In the entries below, count every line containing "info". Reply with the number alone.

##### Records for this exercise #####

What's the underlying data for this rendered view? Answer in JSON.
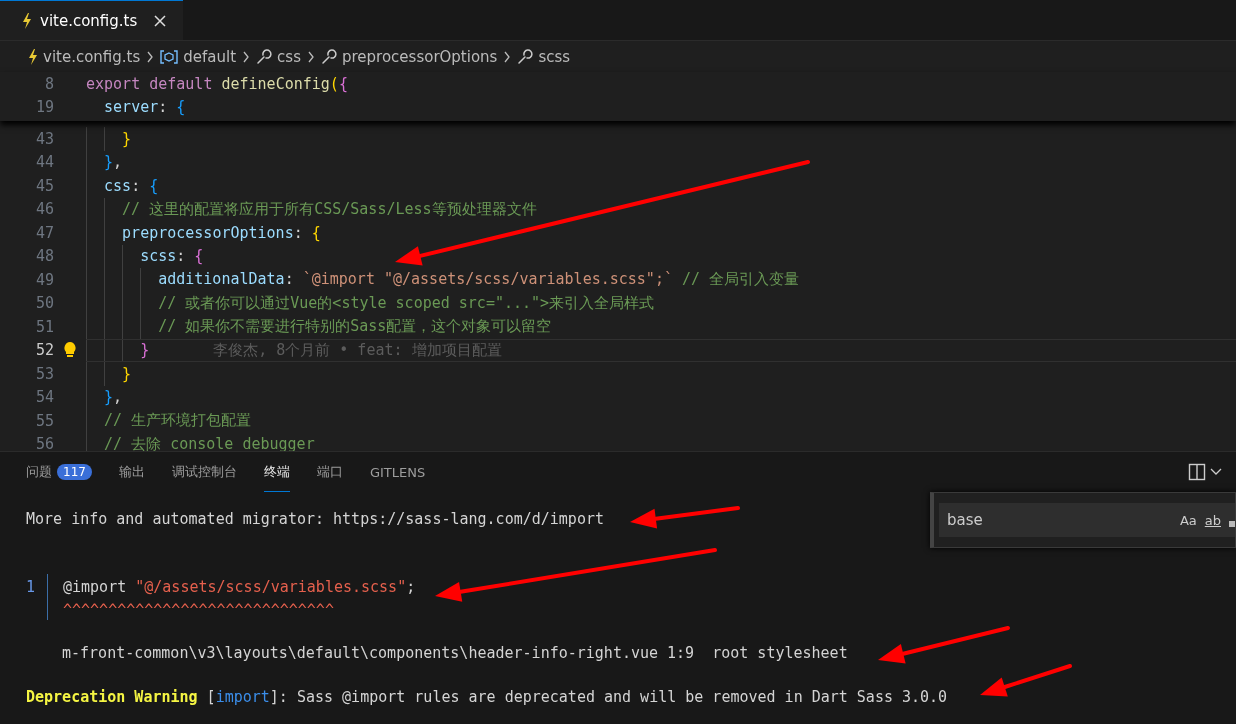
{
  "editor_tab": {
    "label": "vite.config.ts",
    "selected": true
  },
  "breadcrumbs": [
    {
      "label": "vite.config.ts",
      "kind": "file"
    },
    {
      "label": "default",
      "kind": "module"
    },
    {
      "label": "css",
      "kind": "property"
    },
    {
      "label": "preprocessorOptions",
      "kind": "property"
    },
    {
      "label": "scss",
      "kind": "property"
    }
  ],
  "sticky_lines": [
    {
      "number": "8",
      "segments": [
        {
          "text": "export ",
          "kind": "kw"
        },
        {
          "text": "default ",
          "kind": "kw"
        },
        {
          "text": "defineConfig",
          "kind": "fn"
        },
        {
          "text": "(",
          "kind": "b1"
        },
        {
          "text": "{",
          "kind": "b2"
        }
      ]
    },
    {
      "number": "19",
      "segments": [
        {
          "text": "  server",
          "kind": "prop"
        },
        {
          "text": ": ",
          "kind": "p"
        },
        {
          "text": "{",
          "kind": "b3"
        }
      ]
    }
  ],
  "lines": [
    {
      "number": "43",
      "current": false,
      "segments": [
        {
          "text": "    }",
          "kind": "b1"
        }
      ]
    },
    {
      "number": "44",
      "current": false,
      "segments": [
        {
          "text": "  }",
          "kind": "b3"
        },
        {
          "text": ",",
          "kind": "p"
        }
      ]
    },
    {
      "number": "45",
      "current": false,
      "segments": [
        {
          "text": "  css",
          "kind": "prop"
        },
        {
          "text": ": ",
          "kind": "p"
        },
        {
          "text": "{",
          "kind": "b3"
        }
      ]
    },
    {
      "number": "46",
      "current": false,
      "segments": [
        {
          "text": "    // 这里的配置将应用于所有CSS/Sass/Less等预处理器文件",
          "kind": "cm"
        }
      ]
    },
    {
      "number": "47",
      "current": false,
      "segments": [
        {
          "text": "    preprocessorOptions",
          "kind": "prop"
        },
        {
          "text": ": ",
          "kind": "p"
        },
        {
          "text": "{",
          "kind": "b1"
        }
      ]
    },
    {
      "number": "48",
      "current": false,
      "segments": [
        {
          "text": "      scss",
          "kind": "prop"
        },
        {
          "text": ": ",
          "kind": "p"
        },
        {
          "text": "{",
          "kind": "b2"
        }
      ]
    },
    {
      "number": "49",
      "current": false,
      "segments": [
        {
          "text": "        additionalData",
          "kind": "prop"
        },
        {
          "text": ": ",
          "kind": "p"
        },
        {
          "text": "`@import \"@/assets/scss/variables.scss\";`",
          "kind": "str"
        },
        {
          "text": " // 全局引入变量",
          "kind": "cm"
        }
      ]
    },
    {
      "number": "50",
      "current": false,
      "segments": [
        {
          "text": "        // 或者你可以通过Vue的<style scoped src=\"...\">来引入全局样式",
          "kind": "cm"
        }
      ]
    },
    {
      "number": "51",
      "current": false,
      "segments": [
        {
          "text": "        // 如果你不需要进行特别的Sass配置，这个对象可以留空",
          "kind": "cm"
        }
      ]
    },
    {
      "number": "52",
      "current": true,
      "blame": "李俊杰, 8个月前 • feat: 增加项目配置",
      "segments": [
        {
          "text": "      }",
          "kind": "b2"
        }
      ]
    },
    {
      "number": "53",
      "current": false,
      "segments": [
        {
          "text": "    }",
          "kind": "b1"
        }
      ]
    },
    {
      "number": "54",
      "current": false,
      "segments": [
        {
          "text": "  }",
          "kind": "b3"
        },
        {
          "text": ",",
          "kind": "p"
        }
      ]
    },
    {
      "number": "55",
      "current": false,
      "segments": [
        {
          "text": "  // 生产环境打包配置",
          "kind": "cm"
        }
      ]
    },
    {
      "number": "56",
      "current": false,
      "segments": [
        {
          "text": "  // 去除 console debugger",
          "kind": "cm"
        }
      ]
    }
  ],
  "panel_tabs": [
    {
      "label": "问题",
      "badge": "117",
      "selected": false
    },
    {
      "label": "输出",
      "selected": false
    },
    {
      "label": "调试控制台",
      "selected": false
    },
    {
      "label": "终端",
      "selected": true
    },
    {
      "label": "端口",
      "selected": false
    },
    {
      "label": "GITLENS",
      "selected": false
    }
  ],
  "find_widget": {
    "value": "base",
    "options": [
      "Aa",
      "ab"
    ]
  },
  "terminal": [
    {
      "kind": "text",
      "segments": [
        {
          "text": "More info and automated migrator: https://sass-lang.com/d/import",
          "kind": "p"
        }
      ]
    },
    {
      "kind": "source",
      "number": "1",
      "segments": [
        {
          "text": "@import ",
          "kind": "p"
        },
        {
          "text": "\"@/assets/scss/variables.scss\"",
          "kind": "err"
        },
        {
          "text": ";",
          "kind": "p"
        }
      ]
    },
    {
      "kind": "carets",
      "segments": [
        {
          "text": "^^^^^^^^^^^^^^^^^^^^^^^^^^^^^^",
          "kind": "err"
        }
      ]
    },
    {
      "kind": "location",
      "segments": [
        {
          "text": "m-front-common\\v3\\layouts\\default\\components\\header-info-right.vue 1:9  root stylesheet",
          "kind": "p"
        }
      ]
    },
    {
      "kind": "warning",
      "segments": [
        {
          "text": "Deprecation Warning",
          "kind": "warn"
        },
        {
          "text": " [",
          "kind": "p"
        },
        {
          "text": "import",
          "kind": "tag"
        },
        {
          "text": "]: Sass @import rules are deprecated and will be removed in Dart Sass 3.0.0",
          "kind": "p"
        }
      ]
    }
  ]
}
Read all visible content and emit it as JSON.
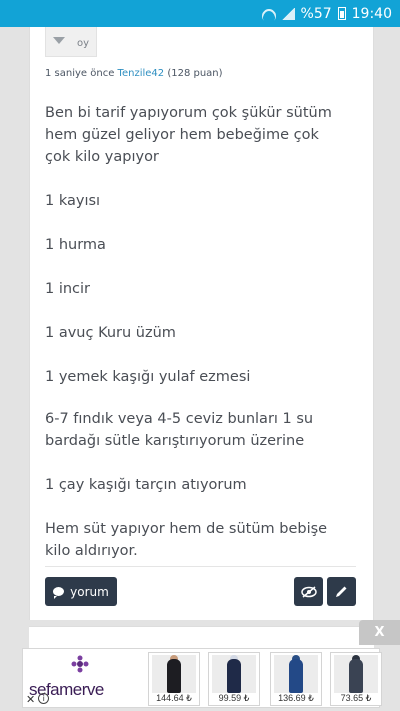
{
  "status_bar": {
    "battery": "%57",
    "time": "19:40",
    "bg_color": "#12a3d6"
  },
  "vote": {
    "down_label": "oy"
  },
  "meta": {
    "time_ago": "1 saniye önce",
    "username": "Tenzile42",
    "points": "(128 puan)"
  },
  "post": {
    "paragraphs": [
      "Ben bi tarif yapıyorum çok şükür sütüm hem güzel geliyor hem bebeğime çok çok kilo yapıyor",
      "1 kayısı",
      "1 hurma",
      "1 incir",
      "1 avuç Kuru üzüm",
      "1 yemek kaşığı yulaf ezmesi",
      "6-7 fındık veya 4-5 ceviz bunları 1 su bardağı sütle karıştırıyorum üzerine",
      "1 çay kaşığı tarçın atıyorum",
      "Hem süt yapıyor hem de sütüm bebişe kilo aldırıyor."
    ]
  },
  "actions": {
    "comment_label": "yorum",
    "button_color": "#2e3a4a"
  },
  "ad": {
    "close_label": "X",
    "brand": "sefamerve",
    "products": [
      {
        "price": "144.64 ₺"
      },
      {
        "price": "99.59 ₺"
      },
      {
        "price": "136.69 ₺"
      },
      {
        "price": "73.65 ₺"
      }
    ]
  }
}
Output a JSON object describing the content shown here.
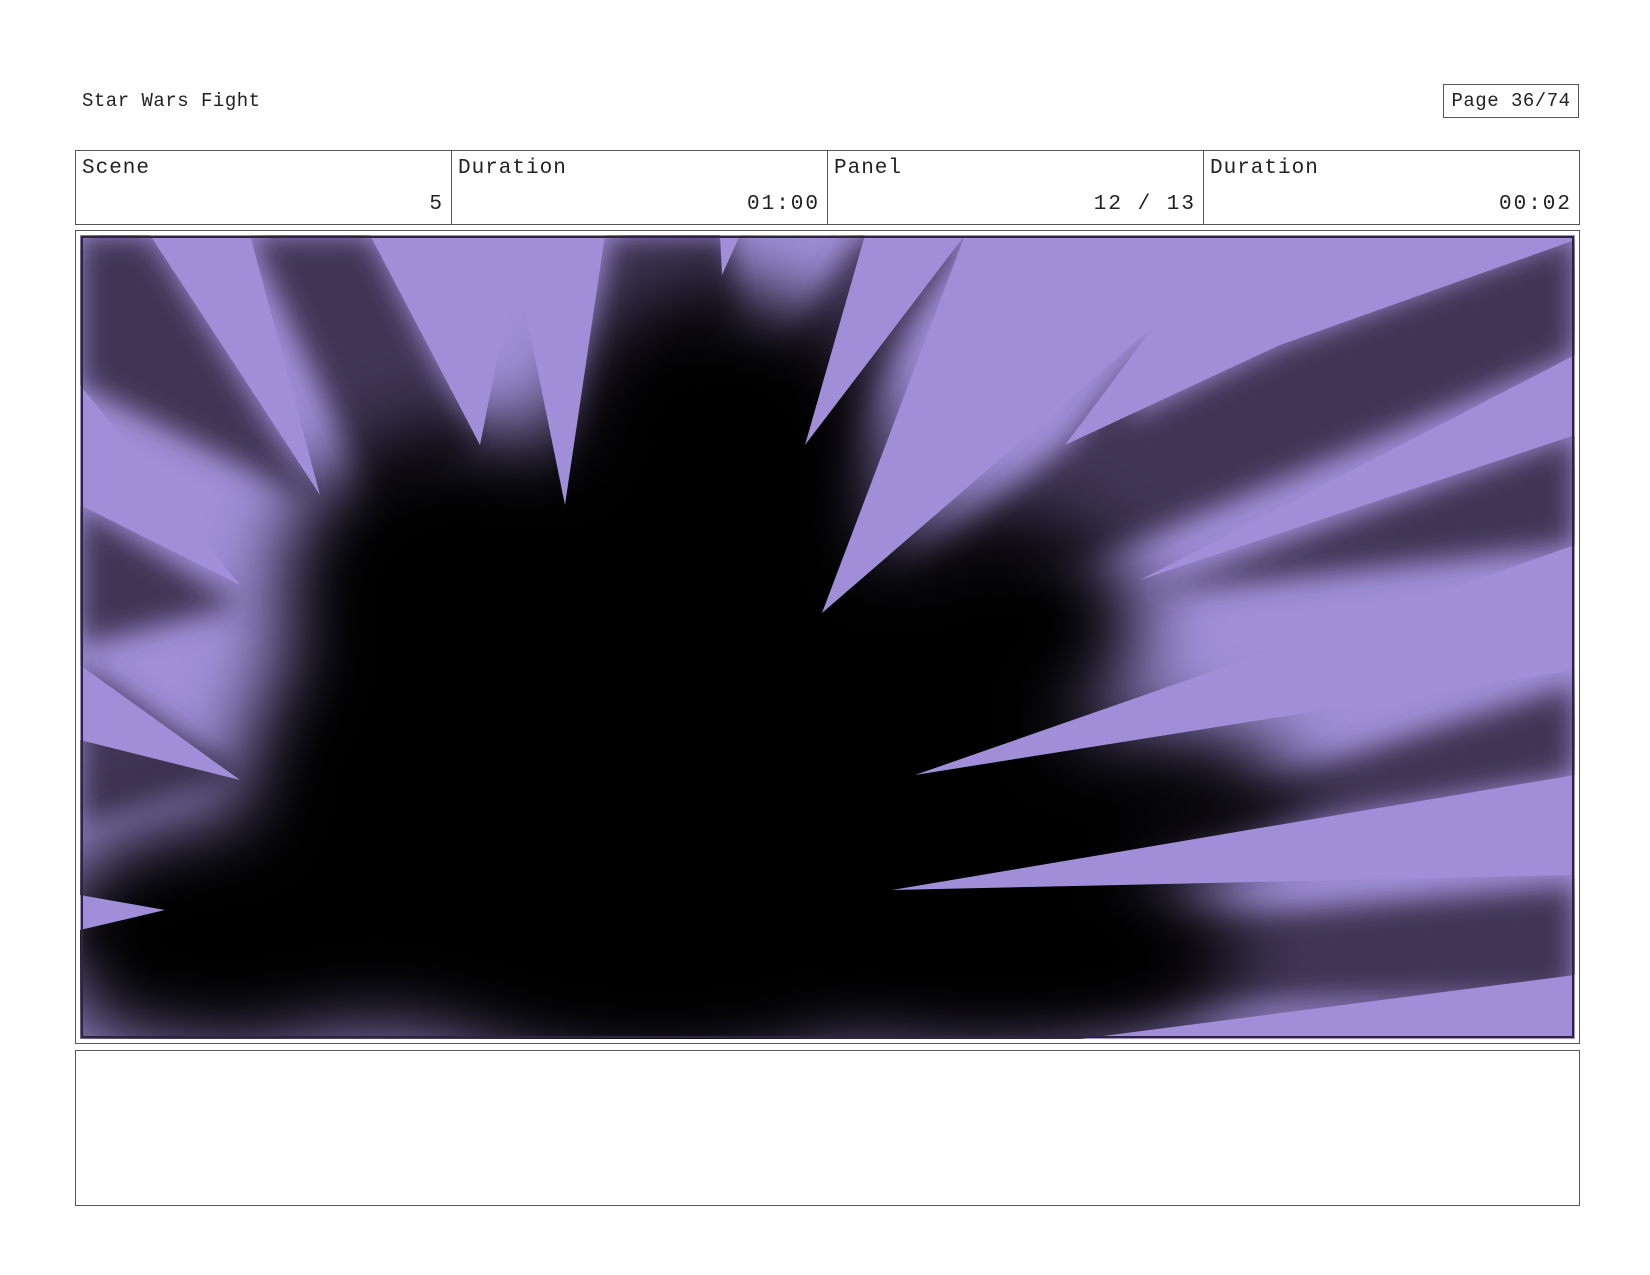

#####

▸ **The reply**
2